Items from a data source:
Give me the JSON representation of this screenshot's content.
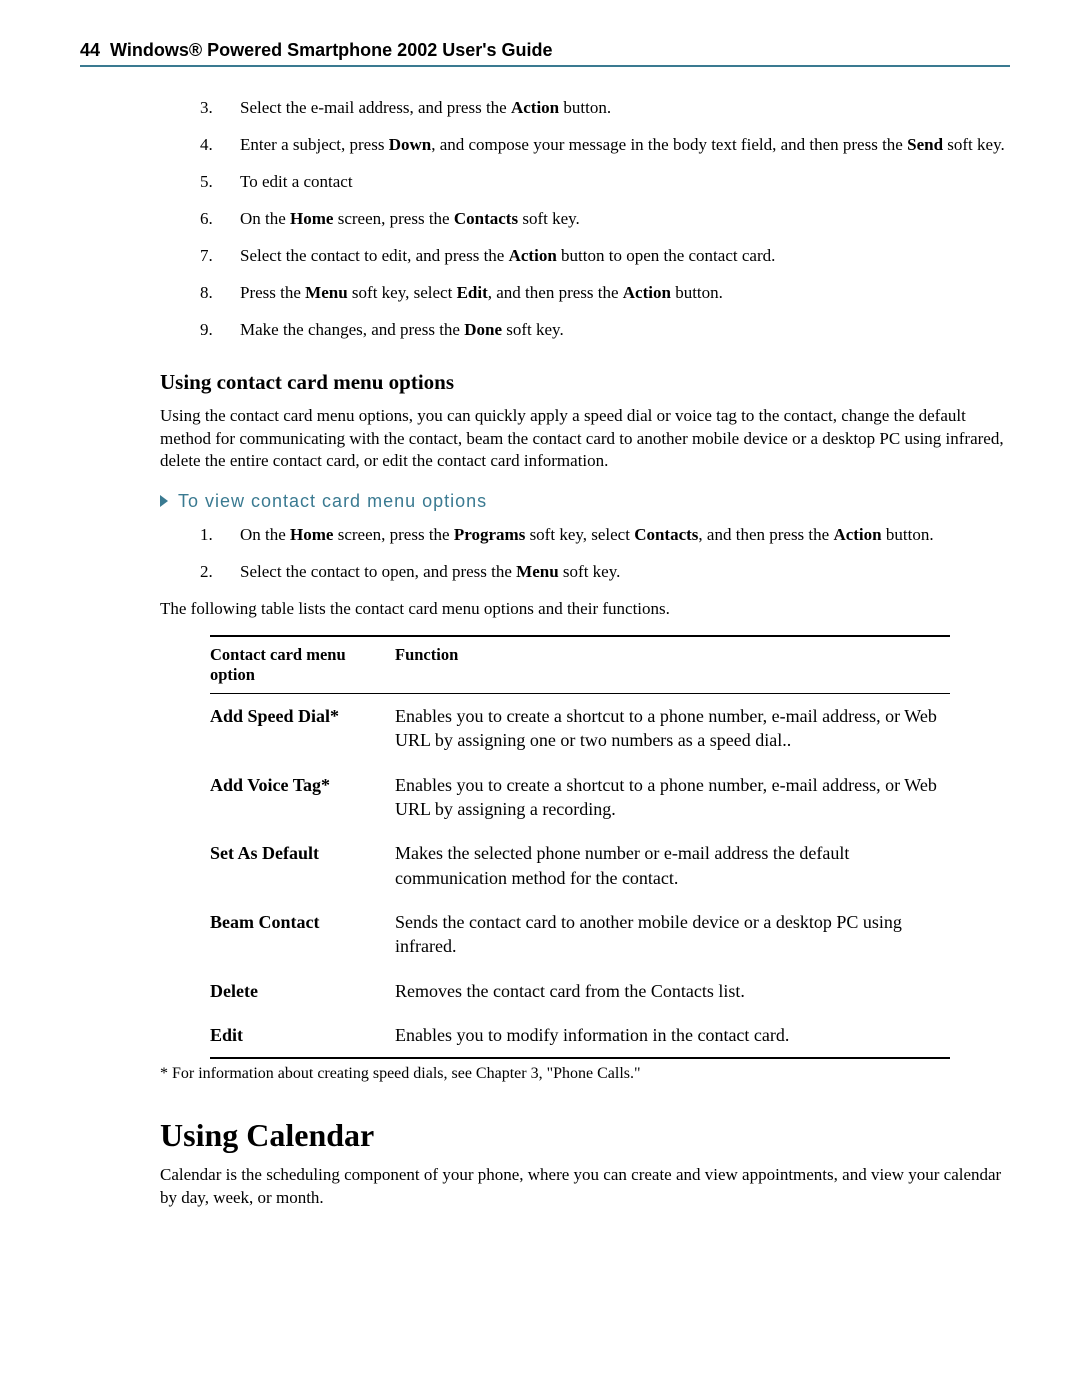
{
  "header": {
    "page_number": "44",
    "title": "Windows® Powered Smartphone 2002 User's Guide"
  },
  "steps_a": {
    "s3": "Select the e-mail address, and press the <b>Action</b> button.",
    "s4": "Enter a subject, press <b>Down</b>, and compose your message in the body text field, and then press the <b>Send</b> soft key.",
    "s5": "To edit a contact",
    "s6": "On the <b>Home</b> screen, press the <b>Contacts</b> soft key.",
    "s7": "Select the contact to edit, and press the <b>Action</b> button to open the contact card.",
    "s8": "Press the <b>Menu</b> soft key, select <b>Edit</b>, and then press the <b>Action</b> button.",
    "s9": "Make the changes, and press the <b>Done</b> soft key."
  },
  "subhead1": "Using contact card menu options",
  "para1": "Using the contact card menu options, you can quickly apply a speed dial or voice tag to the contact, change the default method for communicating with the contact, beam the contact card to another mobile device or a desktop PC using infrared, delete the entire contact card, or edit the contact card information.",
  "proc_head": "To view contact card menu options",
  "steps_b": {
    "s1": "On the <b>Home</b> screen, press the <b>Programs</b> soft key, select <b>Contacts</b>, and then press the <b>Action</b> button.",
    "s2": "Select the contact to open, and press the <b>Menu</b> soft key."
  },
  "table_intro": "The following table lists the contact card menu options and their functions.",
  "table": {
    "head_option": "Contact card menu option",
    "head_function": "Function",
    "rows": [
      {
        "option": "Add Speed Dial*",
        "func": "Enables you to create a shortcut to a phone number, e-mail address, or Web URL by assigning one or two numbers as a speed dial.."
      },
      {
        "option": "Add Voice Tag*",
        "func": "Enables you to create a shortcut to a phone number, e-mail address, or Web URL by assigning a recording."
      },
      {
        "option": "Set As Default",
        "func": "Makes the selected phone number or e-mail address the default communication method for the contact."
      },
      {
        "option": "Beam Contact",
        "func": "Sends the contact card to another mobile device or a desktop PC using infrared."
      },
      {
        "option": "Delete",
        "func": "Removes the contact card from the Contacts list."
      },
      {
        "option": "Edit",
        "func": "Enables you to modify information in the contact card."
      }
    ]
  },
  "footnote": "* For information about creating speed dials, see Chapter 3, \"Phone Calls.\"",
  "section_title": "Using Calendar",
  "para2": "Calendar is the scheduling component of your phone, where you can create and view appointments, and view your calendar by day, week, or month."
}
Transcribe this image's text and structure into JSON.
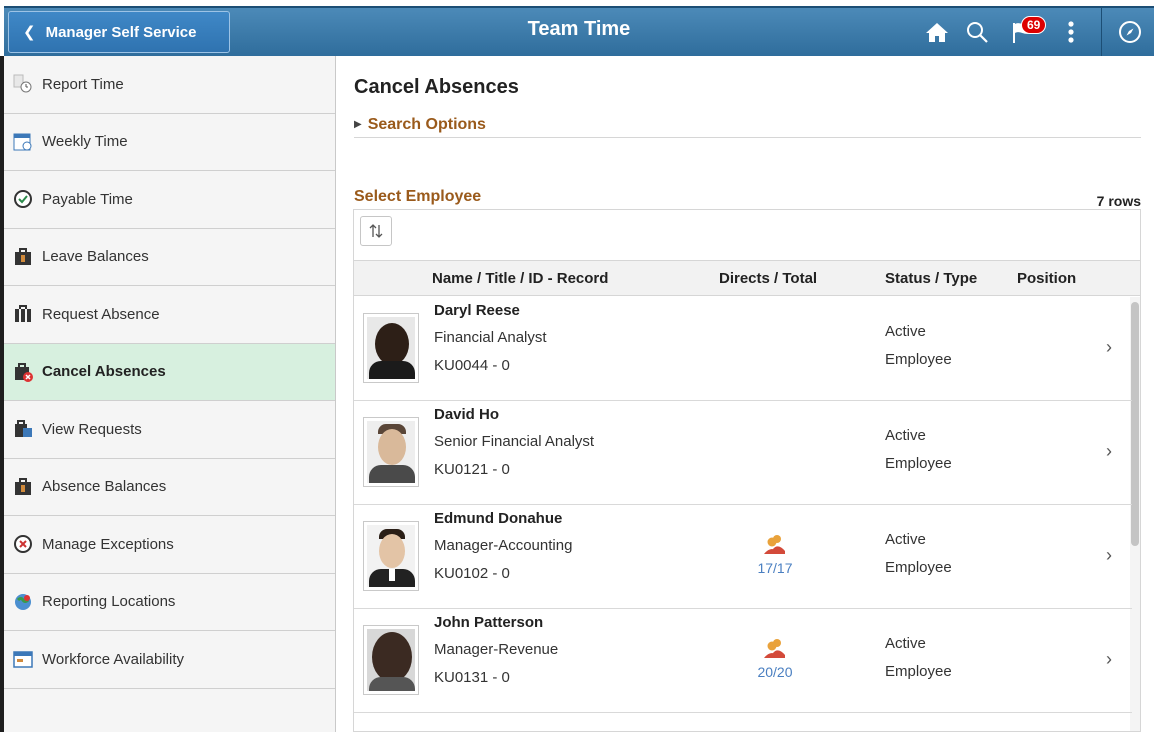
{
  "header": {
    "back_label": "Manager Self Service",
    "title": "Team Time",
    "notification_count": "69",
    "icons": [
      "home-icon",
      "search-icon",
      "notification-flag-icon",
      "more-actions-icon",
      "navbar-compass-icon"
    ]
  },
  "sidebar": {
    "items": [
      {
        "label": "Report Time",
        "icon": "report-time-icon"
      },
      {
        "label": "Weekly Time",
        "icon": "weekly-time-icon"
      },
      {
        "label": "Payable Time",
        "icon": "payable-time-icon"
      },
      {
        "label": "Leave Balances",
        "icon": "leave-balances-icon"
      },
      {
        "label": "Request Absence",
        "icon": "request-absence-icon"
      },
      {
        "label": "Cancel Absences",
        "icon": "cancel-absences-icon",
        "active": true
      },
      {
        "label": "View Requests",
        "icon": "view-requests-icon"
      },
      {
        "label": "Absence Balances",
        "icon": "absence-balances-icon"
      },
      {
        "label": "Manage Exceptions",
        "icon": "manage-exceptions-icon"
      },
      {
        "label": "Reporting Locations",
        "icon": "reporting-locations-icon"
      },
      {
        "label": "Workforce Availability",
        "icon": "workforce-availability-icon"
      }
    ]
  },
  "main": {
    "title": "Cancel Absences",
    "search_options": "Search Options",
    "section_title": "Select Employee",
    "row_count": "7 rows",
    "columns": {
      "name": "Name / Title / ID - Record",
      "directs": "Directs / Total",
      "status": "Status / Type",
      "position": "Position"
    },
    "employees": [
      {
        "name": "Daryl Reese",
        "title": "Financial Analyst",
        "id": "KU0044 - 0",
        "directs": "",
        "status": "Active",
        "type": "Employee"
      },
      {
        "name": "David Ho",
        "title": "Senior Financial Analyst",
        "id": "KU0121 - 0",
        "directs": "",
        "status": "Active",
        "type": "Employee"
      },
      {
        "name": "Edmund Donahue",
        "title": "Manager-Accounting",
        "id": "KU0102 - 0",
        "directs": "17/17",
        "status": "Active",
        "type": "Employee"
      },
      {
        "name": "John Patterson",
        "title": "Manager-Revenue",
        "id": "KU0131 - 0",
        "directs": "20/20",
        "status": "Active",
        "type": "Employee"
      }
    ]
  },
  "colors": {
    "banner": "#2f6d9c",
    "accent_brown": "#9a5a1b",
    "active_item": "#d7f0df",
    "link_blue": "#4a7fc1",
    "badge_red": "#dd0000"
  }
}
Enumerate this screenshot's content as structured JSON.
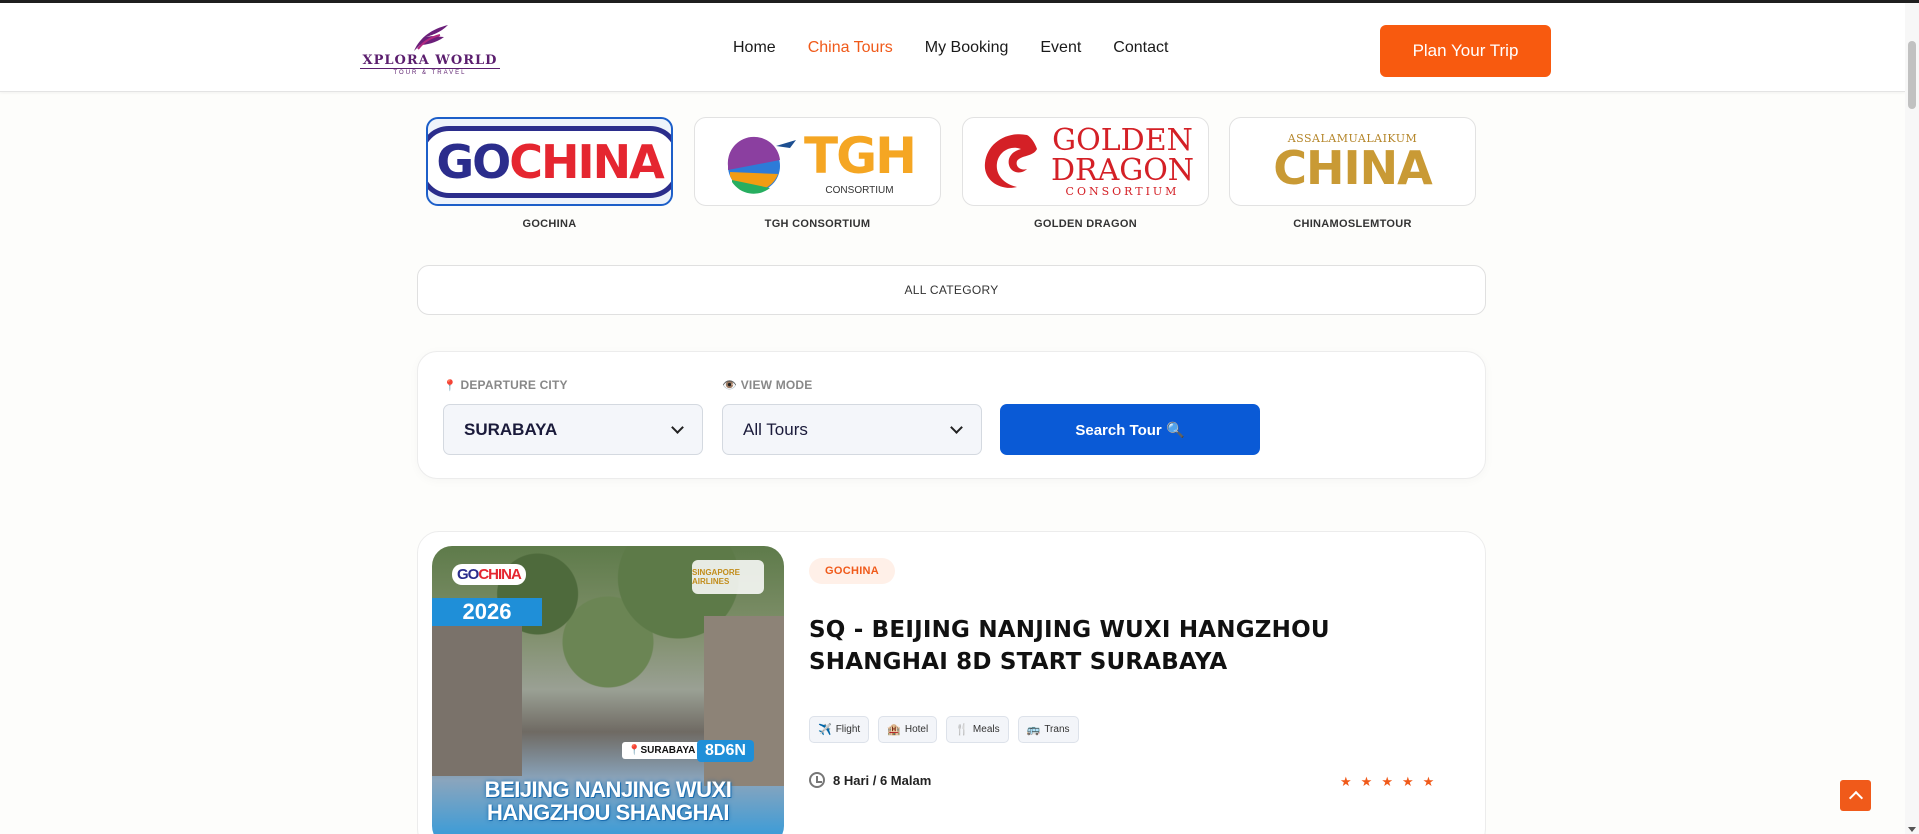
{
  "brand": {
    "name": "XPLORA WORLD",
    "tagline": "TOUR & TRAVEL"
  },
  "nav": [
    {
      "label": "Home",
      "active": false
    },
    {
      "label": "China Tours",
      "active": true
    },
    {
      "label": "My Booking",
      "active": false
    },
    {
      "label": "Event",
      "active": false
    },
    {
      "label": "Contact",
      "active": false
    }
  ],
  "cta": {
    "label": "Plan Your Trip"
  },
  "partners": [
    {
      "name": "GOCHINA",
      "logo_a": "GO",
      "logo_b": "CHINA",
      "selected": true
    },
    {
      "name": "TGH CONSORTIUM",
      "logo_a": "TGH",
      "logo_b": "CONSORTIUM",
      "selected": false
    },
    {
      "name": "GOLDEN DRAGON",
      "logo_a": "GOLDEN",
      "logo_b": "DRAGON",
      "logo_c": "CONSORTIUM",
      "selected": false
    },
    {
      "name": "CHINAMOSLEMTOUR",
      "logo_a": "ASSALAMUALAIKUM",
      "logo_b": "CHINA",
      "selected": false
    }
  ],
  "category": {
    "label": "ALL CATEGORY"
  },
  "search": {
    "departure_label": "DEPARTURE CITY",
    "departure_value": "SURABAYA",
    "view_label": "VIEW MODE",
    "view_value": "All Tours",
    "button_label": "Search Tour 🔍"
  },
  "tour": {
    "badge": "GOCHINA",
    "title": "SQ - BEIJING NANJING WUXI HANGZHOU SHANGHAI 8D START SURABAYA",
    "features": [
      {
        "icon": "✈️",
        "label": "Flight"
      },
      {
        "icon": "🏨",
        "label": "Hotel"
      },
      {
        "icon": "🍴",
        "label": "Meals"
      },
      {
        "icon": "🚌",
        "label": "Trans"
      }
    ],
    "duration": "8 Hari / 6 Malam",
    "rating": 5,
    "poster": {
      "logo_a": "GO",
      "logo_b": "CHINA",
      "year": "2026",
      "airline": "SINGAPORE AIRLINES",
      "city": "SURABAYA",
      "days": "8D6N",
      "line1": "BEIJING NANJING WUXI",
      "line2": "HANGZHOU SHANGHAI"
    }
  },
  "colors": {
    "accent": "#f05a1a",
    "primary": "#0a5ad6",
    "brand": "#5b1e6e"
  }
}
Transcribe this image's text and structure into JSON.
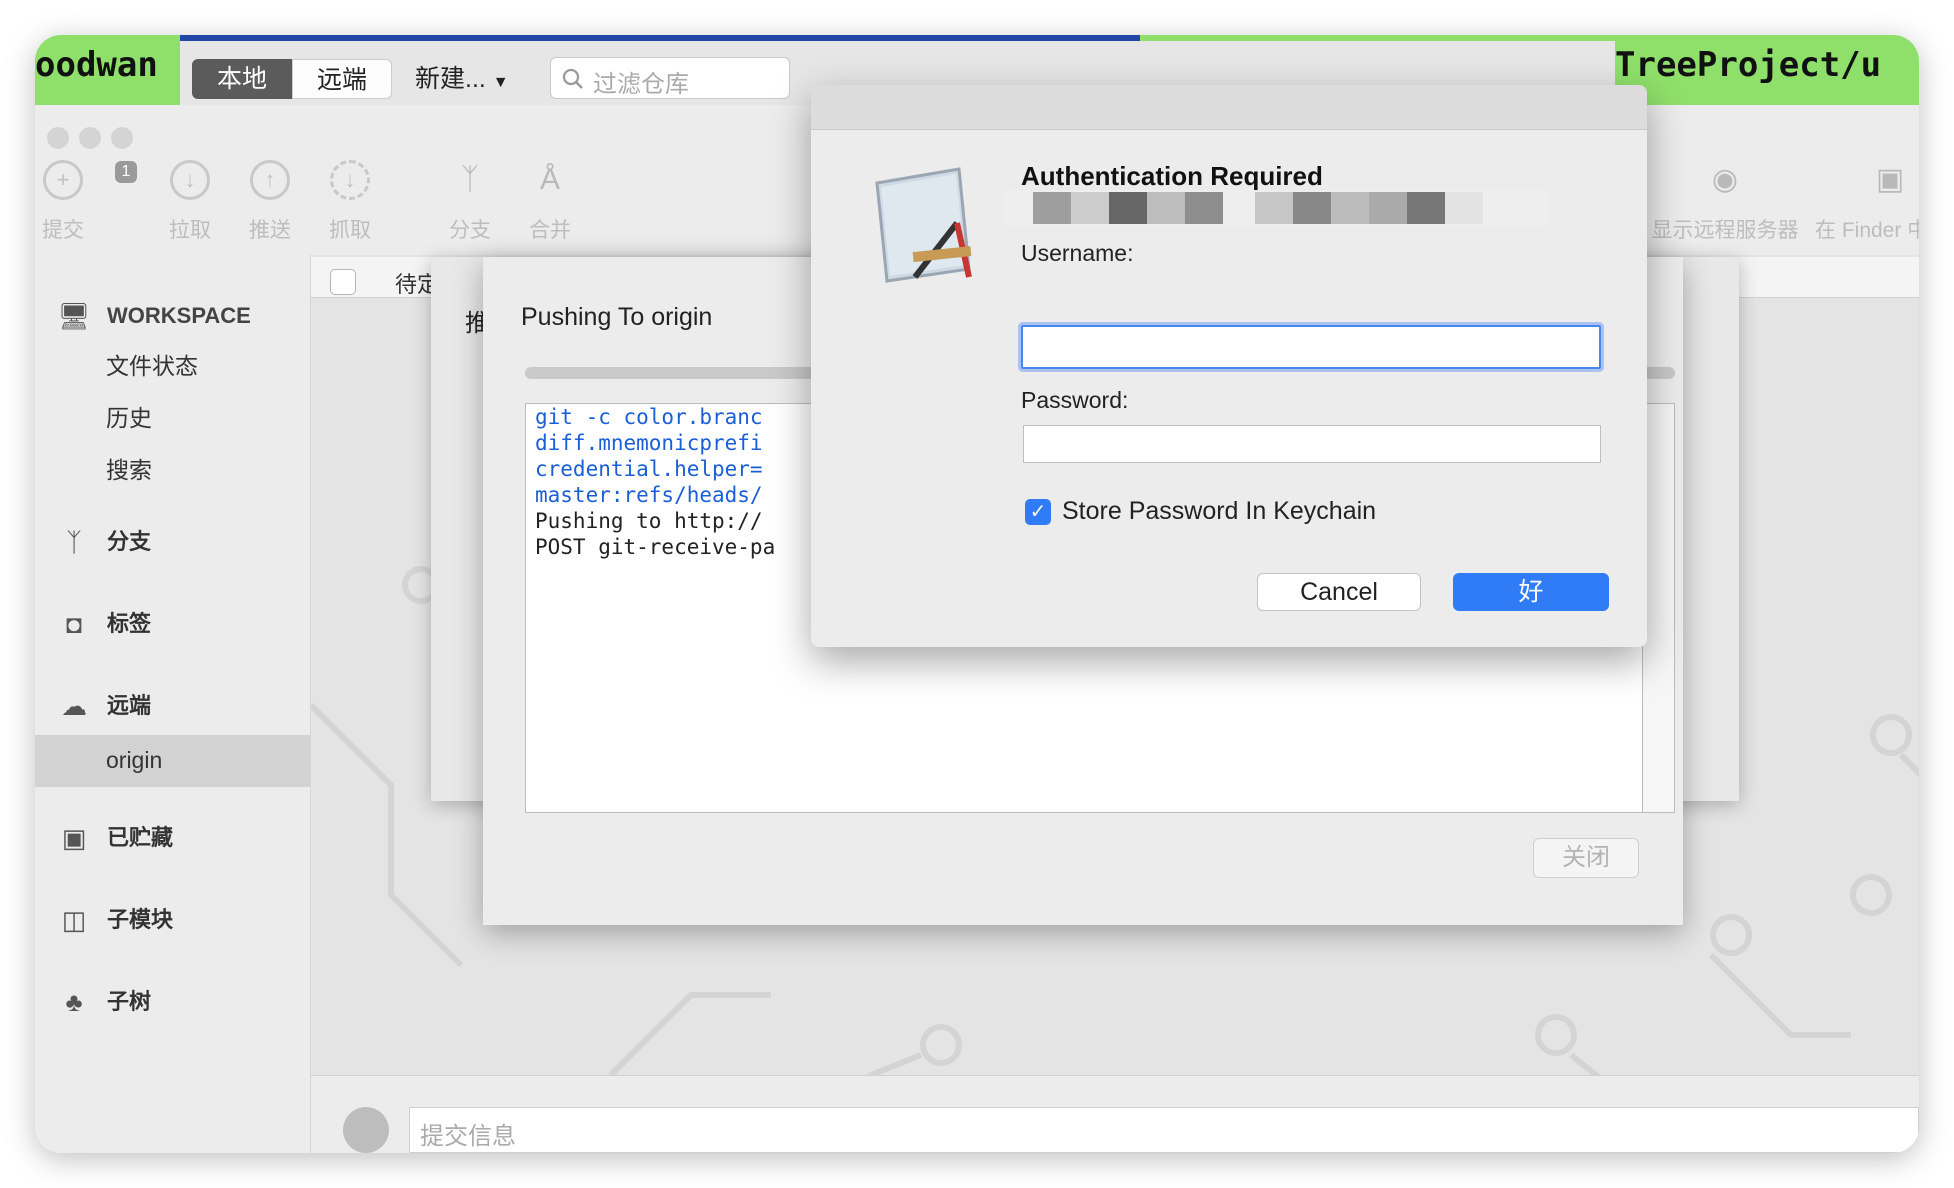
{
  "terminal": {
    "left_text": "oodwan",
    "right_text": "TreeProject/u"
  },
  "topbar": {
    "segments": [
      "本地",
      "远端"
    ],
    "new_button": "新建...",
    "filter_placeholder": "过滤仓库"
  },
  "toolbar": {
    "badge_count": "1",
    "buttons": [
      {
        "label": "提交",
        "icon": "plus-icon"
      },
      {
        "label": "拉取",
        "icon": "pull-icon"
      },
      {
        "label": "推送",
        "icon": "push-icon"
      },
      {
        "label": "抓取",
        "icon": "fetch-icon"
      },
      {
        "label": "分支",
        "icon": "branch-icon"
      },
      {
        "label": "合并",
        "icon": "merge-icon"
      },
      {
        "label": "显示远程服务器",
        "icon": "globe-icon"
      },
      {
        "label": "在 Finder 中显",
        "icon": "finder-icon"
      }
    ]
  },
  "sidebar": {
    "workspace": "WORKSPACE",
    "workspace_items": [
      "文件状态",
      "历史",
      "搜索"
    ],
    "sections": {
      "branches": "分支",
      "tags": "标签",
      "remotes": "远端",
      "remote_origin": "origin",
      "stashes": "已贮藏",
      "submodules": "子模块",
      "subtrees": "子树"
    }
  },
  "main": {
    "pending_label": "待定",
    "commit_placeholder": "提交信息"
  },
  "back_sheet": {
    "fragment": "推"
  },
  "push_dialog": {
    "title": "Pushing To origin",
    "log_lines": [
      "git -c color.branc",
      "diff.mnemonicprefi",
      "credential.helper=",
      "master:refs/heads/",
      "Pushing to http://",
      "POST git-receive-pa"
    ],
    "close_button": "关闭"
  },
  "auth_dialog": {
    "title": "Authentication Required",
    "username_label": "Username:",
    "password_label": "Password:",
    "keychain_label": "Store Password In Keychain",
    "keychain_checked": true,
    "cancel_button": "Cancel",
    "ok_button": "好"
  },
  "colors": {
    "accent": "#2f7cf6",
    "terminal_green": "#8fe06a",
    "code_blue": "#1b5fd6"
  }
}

# [Given problem]
Pick out lines containing the word "Analyst", each one as written.

# [Reply to the task]
        "title": "Financial Analyst",
        "title": "Senior Financial Analyst",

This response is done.